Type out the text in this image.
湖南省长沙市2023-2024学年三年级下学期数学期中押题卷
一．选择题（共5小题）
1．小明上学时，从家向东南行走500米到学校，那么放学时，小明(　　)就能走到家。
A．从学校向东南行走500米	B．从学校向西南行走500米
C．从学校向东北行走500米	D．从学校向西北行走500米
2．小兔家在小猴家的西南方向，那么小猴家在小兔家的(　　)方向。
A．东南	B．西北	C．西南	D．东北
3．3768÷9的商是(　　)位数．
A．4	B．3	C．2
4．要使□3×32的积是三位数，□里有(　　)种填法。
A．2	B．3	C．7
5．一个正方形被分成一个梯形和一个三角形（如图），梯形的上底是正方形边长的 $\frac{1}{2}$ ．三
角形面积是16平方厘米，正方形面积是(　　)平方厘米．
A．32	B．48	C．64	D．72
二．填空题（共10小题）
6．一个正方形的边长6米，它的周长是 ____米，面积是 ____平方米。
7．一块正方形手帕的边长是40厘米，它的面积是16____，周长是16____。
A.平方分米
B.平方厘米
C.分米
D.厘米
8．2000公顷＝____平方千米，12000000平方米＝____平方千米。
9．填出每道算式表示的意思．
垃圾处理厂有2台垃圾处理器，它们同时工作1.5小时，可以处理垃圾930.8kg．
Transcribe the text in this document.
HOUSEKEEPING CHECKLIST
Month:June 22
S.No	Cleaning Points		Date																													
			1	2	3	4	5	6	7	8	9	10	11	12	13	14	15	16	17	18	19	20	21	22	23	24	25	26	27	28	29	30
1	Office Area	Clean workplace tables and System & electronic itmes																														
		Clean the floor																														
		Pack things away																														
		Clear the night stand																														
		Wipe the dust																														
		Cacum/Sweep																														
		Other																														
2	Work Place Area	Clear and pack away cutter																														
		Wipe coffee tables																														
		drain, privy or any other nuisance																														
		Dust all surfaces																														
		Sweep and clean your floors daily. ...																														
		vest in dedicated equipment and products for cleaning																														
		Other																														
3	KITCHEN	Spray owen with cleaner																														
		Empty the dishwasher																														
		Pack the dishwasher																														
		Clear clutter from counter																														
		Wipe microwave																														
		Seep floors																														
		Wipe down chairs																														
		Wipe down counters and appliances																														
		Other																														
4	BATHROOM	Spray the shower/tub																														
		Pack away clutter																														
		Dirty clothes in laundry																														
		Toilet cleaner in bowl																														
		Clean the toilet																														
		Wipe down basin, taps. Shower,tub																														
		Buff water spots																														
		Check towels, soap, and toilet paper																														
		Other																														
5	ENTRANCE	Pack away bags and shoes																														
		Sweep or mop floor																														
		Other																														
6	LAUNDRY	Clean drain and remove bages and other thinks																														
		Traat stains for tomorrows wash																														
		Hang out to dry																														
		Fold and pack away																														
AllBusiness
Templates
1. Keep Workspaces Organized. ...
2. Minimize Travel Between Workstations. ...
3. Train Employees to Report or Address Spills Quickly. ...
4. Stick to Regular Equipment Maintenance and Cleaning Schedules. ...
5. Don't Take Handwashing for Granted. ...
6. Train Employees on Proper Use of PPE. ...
··········
Give the count of lines that hold the word "this", with nothing added.

2